(What the task asks) Copy out each line exactly as it appears.

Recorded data
[Start]
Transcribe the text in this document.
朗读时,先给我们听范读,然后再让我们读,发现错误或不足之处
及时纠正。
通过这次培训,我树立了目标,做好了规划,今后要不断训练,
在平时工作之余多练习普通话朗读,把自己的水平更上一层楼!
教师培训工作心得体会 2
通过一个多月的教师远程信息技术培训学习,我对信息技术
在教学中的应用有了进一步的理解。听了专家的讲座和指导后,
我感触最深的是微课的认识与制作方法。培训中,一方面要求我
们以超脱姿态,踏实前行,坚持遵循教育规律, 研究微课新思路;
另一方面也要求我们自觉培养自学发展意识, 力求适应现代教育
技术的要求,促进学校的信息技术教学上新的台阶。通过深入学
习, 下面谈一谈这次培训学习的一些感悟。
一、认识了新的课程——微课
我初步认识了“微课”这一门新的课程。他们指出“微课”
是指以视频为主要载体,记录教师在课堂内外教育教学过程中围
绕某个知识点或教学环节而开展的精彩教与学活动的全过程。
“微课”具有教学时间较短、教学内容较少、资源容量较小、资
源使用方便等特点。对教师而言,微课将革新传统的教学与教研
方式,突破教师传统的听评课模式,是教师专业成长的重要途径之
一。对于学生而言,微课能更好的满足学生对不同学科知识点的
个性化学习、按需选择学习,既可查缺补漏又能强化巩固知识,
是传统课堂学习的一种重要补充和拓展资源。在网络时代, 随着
[End]
(Solution to this problem)
Transcribe the text in this document.
朗读时,先给我们听范读,然后再让我们读,发现错误或不足之处
及时纠正。
通过这次培训,我树立了目标,做好了规划,今后要不断训练,
在平时工作之余多练习普通话朗读,把自己的水平更上一层楼!
教师培训工作心得体会 2
通过一个多月的教师远程信息技术培训学习,我对信息技术
在教学中的应用有了进一步的理解。听了专家的讲座和指导后,
我感触最深的是微课的认识与制作方法。培训中,一方面要求我
们以超脱姿态,踏实前行,坚持遵循教育规律, 研究微课新思路;
另一方面也要求我们自觉培养自学发展意识, 力求适应现代教育
技术的要求,促进学校的信息技术教学上新的台阶。通过深入学
习, 下面谈一谈这次培训学习的一些感悟。
一、认识了新的课程——微课
我初步认识了“微课”这一门新的课程。他们指出“微课”
是指以视频为主要载体,记录教师在课堂内外教育教学过程中围
绕某个知识点或教学环节而开展的精彩教与学活动的全过程。
“微课”具有教学时间较短、教学内容较少、资源容量较小、资
源使用方便等特点。对教师而言,微课将革新传统的教学与教研
方式,突破教师传统的听评课模式,是教师专业成长的重要途径之
一。对于学生而言,微课能更好的满足学生对不同学科知识点的
个性化学习、按需选择学习,既可查缺补漏又能强化巩固知识,
是传统课堂学习的一种重要补充和拓展资源。在网络时代, 随着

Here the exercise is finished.